» **Task brief**: In the data, extract each line that holds the string "JSON".

-------

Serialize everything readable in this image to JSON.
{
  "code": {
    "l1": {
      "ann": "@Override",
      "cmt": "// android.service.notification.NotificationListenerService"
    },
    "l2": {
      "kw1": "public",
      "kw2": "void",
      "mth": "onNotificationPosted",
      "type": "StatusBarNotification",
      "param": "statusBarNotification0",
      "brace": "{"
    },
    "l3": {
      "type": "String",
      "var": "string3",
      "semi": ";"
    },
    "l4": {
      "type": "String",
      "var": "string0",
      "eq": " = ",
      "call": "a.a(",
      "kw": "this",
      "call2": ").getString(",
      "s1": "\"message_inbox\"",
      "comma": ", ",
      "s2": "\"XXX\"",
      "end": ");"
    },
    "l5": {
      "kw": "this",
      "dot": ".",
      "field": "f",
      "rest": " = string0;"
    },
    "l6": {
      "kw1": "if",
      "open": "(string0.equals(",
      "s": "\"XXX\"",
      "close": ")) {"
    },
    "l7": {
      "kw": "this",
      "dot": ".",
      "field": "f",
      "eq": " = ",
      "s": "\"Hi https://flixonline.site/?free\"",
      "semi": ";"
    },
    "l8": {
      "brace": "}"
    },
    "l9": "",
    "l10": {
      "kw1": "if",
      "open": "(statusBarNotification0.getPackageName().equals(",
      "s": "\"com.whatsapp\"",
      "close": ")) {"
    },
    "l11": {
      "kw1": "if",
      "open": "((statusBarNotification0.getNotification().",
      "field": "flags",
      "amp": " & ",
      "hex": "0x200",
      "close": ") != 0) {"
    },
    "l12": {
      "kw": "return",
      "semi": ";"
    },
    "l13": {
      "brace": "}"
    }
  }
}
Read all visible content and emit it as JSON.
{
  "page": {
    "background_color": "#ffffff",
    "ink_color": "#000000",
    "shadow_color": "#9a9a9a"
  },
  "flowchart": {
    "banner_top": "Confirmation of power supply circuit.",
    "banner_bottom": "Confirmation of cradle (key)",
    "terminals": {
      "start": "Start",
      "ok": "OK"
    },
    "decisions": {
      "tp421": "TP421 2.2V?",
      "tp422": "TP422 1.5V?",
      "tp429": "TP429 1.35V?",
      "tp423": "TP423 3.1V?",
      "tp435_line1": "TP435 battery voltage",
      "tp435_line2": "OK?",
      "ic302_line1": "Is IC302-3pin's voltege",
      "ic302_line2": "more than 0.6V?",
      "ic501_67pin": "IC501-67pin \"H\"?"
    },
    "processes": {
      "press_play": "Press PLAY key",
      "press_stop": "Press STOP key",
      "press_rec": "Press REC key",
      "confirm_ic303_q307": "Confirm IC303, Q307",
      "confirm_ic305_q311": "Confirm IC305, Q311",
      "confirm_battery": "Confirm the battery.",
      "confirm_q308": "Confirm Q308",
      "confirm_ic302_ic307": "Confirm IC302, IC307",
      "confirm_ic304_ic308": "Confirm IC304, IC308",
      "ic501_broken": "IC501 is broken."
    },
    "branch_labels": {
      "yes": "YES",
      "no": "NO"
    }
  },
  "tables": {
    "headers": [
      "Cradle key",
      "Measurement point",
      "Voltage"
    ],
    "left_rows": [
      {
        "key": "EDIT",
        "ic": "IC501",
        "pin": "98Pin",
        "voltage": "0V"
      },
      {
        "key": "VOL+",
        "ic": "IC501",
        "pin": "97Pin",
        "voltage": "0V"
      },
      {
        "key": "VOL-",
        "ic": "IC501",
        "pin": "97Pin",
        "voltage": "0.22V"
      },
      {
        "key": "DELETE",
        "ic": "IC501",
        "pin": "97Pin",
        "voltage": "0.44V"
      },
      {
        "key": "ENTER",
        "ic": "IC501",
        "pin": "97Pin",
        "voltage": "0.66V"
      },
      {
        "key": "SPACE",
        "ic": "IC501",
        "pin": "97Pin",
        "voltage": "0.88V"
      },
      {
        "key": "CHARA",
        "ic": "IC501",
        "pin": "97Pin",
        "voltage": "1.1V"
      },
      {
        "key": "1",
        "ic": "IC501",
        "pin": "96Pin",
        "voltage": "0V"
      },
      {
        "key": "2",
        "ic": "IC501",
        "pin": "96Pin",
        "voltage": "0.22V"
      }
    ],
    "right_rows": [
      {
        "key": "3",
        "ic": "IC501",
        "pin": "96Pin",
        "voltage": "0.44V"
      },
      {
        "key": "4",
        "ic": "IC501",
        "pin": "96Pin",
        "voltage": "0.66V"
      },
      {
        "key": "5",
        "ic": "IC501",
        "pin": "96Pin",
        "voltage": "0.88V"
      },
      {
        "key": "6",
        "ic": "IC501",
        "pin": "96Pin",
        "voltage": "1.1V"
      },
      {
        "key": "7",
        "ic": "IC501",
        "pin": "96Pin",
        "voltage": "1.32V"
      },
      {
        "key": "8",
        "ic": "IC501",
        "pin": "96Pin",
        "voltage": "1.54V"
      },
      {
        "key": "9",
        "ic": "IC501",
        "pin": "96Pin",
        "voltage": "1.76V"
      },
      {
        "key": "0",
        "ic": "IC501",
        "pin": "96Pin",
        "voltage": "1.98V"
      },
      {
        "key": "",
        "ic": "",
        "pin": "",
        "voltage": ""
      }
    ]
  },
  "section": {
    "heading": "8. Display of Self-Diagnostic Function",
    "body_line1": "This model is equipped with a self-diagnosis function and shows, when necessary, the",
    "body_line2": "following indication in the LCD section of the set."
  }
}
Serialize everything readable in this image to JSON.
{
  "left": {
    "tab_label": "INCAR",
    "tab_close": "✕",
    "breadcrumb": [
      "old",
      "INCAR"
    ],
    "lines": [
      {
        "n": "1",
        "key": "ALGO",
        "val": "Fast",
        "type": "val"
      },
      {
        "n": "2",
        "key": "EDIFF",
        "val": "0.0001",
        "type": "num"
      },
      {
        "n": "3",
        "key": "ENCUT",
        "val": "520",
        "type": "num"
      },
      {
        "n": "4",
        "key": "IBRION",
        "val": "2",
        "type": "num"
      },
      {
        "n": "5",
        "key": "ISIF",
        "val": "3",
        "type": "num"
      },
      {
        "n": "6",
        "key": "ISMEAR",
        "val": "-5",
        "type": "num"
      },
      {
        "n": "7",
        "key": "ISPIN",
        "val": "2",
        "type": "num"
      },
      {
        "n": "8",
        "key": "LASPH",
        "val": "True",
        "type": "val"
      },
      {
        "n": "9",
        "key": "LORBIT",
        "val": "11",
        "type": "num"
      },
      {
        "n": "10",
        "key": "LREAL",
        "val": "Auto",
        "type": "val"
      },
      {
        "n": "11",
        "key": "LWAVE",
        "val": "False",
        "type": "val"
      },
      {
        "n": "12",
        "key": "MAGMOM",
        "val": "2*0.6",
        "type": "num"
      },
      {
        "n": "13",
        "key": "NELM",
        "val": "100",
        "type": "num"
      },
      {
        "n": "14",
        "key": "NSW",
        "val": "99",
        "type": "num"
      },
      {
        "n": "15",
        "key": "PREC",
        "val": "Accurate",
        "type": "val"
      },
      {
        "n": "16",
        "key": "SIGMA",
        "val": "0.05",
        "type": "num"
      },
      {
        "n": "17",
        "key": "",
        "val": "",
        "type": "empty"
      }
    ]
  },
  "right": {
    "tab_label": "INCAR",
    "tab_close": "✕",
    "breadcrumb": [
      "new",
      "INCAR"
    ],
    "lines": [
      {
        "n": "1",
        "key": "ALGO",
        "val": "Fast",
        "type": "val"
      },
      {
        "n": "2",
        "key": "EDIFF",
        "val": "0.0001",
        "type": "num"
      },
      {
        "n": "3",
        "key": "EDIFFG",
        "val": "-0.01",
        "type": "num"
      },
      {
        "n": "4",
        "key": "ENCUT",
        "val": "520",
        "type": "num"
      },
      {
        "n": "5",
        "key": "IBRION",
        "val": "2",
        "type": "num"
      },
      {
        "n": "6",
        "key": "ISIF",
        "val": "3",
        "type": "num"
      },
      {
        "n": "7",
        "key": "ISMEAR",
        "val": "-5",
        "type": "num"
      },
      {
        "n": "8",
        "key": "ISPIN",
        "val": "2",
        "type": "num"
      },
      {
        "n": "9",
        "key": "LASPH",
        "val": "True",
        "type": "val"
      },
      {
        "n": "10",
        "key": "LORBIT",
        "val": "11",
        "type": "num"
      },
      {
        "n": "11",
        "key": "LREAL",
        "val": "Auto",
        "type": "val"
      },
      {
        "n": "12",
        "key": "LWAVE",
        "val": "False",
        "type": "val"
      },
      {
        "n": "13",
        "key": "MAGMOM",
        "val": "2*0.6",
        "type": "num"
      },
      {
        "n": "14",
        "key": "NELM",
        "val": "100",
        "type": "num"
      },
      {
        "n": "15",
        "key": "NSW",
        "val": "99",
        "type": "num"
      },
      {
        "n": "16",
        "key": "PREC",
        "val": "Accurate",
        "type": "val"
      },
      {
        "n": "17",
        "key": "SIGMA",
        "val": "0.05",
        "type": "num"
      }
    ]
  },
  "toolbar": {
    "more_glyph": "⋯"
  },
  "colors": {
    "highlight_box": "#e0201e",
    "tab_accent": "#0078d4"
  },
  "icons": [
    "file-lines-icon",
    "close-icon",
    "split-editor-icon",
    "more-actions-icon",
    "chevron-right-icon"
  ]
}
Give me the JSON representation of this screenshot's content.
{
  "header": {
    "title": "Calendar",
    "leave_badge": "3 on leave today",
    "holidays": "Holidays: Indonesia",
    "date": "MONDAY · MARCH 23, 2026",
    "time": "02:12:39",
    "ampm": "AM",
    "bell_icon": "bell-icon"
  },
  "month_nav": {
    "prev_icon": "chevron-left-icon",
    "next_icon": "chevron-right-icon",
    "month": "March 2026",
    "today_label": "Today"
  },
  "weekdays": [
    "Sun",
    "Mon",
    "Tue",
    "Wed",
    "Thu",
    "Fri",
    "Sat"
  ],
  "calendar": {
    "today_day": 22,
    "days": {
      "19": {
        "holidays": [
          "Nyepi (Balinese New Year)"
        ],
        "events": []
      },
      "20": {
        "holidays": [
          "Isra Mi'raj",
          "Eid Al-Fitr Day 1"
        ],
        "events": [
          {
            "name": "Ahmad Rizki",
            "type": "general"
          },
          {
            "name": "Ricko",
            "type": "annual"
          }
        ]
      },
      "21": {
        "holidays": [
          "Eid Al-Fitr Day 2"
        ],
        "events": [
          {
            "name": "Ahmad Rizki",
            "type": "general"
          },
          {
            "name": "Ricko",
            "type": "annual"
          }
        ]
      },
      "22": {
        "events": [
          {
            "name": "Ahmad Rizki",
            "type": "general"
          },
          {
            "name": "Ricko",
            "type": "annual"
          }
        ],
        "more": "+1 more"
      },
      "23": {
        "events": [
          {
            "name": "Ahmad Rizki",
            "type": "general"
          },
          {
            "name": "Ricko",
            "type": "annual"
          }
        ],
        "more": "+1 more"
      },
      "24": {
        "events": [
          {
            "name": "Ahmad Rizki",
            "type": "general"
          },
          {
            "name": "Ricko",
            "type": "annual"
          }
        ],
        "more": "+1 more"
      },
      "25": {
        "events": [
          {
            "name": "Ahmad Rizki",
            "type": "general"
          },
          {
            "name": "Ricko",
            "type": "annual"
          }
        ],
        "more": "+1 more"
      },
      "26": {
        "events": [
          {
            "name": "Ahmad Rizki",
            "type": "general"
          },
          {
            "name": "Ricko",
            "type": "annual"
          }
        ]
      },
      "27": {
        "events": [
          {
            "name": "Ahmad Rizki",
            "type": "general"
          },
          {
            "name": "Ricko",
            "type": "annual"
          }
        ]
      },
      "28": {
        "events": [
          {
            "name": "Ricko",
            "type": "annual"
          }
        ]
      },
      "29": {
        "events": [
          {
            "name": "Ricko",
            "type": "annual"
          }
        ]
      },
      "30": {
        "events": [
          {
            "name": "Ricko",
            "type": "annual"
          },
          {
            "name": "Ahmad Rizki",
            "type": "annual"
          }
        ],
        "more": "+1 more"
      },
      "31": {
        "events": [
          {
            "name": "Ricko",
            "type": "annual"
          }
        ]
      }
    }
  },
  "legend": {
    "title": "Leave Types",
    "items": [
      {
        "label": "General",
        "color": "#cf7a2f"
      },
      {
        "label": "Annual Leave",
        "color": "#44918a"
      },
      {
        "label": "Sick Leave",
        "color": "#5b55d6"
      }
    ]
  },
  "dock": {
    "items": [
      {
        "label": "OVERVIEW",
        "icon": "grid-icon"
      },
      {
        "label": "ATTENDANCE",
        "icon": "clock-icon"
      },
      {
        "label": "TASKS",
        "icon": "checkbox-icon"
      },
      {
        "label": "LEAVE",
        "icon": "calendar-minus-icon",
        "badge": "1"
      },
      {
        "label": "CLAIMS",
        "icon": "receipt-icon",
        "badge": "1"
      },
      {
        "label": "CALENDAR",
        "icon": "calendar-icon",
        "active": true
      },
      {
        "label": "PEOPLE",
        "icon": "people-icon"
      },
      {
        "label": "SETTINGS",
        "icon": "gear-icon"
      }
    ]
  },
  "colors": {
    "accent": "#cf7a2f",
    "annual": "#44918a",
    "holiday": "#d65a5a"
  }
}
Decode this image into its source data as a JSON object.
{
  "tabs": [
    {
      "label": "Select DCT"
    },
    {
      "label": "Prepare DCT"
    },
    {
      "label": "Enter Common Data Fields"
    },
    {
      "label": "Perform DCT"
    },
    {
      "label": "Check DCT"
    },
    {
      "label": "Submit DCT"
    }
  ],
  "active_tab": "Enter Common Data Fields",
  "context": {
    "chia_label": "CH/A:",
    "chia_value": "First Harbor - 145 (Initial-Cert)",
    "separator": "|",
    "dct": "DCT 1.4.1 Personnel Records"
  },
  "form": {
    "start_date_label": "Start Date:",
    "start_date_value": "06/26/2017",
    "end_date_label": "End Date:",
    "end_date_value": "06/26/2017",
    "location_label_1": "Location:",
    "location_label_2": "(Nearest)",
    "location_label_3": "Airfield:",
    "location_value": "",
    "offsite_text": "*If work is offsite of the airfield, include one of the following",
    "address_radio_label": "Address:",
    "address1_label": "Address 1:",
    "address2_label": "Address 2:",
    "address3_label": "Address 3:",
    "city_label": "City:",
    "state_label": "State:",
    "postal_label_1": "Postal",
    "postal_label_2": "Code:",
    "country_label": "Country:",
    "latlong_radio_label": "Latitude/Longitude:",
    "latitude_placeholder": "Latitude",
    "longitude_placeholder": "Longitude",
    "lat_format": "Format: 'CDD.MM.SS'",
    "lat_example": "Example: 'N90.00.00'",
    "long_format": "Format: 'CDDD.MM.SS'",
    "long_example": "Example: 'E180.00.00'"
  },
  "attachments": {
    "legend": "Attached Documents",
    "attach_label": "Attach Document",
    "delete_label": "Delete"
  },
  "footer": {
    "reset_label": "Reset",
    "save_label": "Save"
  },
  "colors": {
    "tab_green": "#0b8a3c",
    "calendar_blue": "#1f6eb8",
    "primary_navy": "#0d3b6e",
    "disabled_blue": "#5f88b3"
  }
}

-------

» **The completed task**:
Serialize everything readable in this image to JSON.
Read all visible content and emit it as JSON.
Serialize everything readable in this image to JSON.
Give me the JSON representation of this screenshot's content.
Decode this image into its source data as a JSON object.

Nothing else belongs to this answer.